- [What to produce] Find the word "name" in the data. Return every line where it appears.

— Start of Data provided —

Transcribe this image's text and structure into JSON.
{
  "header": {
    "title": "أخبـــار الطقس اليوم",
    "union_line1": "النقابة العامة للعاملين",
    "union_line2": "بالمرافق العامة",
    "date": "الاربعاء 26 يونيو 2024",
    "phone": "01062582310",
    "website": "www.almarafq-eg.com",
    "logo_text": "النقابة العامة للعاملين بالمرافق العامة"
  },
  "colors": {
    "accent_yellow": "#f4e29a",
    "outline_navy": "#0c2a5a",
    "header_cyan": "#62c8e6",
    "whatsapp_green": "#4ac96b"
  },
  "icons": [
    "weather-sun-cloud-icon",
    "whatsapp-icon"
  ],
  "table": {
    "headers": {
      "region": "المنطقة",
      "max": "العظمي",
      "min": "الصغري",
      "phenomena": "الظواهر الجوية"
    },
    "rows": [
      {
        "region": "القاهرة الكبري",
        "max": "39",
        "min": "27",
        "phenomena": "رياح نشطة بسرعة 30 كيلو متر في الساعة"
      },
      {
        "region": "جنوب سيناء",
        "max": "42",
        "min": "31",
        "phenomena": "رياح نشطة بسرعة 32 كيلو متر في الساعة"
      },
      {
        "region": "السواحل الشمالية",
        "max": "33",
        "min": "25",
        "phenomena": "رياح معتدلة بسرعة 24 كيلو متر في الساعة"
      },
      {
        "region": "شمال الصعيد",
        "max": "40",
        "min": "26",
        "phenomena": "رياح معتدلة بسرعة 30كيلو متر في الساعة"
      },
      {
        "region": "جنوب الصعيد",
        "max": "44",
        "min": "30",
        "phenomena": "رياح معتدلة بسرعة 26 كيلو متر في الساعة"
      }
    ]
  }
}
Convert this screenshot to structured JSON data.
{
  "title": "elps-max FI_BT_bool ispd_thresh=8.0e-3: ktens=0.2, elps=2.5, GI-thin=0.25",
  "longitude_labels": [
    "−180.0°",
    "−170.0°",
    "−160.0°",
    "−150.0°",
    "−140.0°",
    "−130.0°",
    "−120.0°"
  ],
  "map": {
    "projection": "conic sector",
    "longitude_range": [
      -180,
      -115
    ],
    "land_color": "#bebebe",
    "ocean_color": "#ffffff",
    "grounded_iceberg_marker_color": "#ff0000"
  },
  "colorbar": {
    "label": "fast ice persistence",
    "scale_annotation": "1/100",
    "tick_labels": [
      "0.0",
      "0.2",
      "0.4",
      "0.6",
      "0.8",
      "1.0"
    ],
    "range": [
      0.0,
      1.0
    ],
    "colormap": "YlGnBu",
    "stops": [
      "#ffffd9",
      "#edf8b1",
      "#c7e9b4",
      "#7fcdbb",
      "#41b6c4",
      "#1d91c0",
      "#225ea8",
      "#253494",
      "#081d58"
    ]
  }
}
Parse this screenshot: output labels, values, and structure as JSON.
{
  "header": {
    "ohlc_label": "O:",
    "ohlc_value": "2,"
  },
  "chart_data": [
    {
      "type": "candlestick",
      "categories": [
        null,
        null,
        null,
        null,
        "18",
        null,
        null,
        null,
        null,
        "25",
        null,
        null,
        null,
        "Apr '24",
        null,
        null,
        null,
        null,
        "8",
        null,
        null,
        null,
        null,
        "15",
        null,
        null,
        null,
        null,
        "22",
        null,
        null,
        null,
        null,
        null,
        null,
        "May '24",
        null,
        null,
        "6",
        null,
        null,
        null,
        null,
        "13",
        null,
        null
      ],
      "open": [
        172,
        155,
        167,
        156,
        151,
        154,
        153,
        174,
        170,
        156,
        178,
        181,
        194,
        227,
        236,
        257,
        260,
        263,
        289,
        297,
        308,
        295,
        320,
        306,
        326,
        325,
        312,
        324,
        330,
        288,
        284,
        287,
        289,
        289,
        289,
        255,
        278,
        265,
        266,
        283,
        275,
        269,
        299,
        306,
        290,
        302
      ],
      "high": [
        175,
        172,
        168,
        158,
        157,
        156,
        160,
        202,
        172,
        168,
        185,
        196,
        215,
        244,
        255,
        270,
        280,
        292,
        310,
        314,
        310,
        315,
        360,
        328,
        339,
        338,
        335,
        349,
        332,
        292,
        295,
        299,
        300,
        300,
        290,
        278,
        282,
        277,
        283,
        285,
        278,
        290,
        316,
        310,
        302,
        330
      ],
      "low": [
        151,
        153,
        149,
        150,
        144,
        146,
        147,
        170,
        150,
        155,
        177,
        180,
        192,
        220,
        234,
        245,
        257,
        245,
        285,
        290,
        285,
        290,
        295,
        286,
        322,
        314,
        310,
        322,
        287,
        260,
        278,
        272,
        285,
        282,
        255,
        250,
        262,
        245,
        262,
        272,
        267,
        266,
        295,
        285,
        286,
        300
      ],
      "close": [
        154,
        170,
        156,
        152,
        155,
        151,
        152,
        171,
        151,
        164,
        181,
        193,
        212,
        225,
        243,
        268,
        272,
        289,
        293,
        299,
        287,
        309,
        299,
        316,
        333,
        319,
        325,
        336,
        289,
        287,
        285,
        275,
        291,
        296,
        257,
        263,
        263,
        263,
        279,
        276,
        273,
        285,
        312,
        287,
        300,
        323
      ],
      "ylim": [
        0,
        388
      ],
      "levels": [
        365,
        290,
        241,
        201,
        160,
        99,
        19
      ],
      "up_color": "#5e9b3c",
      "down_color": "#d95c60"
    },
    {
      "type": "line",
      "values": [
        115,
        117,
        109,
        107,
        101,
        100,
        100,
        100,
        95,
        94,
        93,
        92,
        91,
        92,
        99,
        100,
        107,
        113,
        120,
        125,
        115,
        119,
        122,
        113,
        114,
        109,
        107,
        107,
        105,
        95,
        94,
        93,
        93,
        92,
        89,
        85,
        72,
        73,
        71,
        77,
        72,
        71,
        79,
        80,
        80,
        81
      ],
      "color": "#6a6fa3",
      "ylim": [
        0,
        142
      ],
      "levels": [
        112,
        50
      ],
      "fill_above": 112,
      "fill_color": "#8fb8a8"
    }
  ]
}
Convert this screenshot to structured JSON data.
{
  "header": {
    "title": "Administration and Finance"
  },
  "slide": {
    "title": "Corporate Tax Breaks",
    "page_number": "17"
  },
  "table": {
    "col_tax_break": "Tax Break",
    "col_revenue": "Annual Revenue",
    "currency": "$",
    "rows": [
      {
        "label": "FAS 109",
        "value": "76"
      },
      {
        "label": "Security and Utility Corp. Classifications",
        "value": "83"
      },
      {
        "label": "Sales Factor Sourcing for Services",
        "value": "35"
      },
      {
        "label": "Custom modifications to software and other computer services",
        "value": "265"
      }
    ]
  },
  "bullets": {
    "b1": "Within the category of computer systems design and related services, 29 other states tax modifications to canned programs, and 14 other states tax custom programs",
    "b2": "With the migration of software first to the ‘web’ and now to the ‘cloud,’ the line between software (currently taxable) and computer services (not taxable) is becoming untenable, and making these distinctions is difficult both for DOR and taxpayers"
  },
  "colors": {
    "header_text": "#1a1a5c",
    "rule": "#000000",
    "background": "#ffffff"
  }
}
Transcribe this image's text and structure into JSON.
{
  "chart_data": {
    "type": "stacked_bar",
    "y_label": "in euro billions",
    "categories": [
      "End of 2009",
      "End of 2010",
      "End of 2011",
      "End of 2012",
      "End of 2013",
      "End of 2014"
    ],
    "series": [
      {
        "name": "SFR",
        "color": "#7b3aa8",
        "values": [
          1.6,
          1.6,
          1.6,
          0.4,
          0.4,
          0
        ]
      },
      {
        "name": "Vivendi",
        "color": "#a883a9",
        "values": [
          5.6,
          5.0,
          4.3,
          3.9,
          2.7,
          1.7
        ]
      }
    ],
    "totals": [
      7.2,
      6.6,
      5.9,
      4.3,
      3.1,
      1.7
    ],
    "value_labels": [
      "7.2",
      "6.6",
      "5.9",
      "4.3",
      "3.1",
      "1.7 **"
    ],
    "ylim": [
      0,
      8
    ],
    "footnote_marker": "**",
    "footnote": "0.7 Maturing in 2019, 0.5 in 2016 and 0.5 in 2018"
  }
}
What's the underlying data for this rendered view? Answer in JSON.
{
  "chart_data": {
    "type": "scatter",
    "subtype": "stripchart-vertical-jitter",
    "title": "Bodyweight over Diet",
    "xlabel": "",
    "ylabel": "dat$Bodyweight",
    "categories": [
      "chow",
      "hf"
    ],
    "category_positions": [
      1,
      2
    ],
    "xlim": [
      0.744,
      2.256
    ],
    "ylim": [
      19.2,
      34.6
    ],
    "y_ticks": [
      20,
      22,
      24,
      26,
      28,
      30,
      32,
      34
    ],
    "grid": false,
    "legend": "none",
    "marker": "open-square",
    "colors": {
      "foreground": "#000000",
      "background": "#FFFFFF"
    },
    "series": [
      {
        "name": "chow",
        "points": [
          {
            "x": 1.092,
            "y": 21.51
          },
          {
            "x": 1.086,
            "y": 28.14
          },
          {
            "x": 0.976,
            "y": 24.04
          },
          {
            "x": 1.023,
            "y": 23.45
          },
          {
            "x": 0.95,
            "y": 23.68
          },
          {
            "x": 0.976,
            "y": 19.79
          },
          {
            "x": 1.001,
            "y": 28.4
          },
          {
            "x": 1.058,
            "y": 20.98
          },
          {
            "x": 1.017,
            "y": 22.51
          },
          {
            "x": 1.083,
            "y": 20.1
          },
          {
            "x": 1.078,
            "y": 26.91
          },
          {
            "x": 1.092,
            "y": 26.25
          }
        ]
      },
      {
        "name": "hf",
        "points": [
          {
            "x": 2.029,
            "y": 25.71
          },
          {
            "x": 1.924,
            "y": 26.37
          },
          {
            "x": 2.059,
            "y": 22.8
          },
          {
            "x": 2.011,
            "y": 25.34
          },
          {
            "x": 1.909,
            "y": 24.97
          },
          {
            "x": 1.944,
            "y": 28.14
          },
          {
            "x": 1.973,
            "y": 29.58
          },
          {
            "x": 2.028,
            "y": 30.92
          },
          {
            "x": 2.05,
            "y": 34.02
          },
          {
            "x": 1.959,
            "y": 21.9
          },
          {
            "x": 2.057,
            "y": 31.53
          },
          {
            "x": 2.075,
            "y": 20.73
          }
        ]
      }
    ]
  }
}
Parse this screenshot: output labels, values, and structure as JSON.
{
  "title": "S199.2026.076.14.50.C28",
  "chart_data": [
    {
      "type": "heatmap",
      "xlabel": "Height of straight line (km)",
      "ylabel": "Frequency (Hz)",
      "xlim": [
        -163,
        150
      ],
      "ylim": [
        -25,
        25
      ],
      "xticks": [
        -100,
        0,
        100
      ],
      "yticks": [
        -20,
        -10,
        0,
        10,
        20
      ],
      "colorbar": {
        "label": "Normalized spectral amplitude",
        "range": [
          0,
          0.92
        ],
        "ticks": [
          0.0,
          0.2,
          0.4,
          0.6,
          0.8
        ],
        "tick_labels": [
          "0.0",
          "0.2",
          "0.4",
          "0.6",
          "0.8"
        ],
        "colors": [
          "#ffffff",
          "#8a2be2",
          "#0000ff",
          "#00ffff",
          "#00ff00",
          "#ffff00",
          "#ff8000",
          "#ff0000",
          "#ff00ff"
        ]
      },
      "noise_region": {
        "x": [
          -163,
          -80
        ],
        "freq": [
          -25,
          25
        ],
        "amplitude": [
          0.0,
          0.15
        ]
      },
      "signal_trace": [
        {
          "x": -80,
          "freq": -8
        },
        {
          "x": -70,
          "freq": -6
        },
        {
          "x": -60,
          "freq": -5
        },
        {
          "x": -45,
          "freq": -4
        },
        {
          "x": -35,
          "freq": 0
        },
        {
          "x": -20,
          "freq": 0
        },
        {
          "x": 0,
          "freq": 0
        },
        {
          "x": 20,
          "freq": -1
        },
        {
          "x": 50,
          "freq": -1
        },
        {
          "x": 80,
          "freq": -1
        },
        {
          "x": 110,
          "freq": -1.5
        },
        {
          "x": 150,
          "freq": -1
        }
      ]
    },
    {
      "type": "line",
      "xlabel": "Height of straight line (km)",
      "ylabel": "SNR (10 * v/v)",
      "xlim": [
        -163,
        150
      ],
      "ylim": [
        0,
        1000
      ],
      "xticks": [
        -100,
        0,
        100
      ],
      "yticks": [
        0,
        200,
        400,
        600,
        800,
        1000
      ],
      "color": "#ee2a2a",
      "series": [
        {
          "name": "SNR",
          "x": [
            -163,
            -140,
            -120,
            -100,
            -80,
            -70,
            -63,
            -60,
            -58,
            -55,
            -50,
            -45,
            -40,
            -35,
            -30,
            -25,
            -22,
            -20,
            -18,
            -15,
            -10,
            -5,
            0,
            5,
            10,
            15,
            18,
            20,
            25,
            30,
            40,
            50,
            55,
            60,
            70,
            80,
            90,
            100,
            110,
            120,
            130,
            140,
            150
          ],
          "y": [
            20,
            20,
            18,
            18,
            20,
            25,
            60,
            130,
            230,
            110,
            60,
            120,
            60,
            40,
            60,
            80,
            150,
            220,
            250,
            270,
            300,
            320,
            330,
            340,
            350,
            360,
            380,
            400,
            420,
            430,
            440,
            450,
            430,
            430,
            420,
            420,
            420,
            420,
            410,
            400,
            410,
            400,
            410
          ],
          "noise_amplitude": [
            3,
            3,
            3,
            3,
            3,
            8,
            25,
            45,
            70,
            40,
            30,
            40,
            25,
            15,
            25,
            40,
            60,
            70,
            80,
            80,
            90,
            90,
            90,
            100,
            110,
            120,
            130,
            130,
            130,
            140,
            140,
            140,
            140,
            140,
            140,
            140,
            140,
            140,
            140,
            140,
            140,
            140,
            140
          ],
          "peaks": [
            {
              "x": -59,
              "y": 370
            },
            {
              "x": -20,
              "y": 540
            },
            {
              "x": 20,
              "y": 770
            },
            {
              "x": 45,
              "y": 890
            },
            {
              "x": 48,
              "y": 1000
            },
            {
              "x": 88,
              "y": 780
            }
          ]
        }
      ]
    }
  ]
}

— End of Data provided —

- [Exercise result]
        "name": "SFR",
        "name": "Vivendi",
        "name": "chow",
        "name": "hf",
          "name": "SNR",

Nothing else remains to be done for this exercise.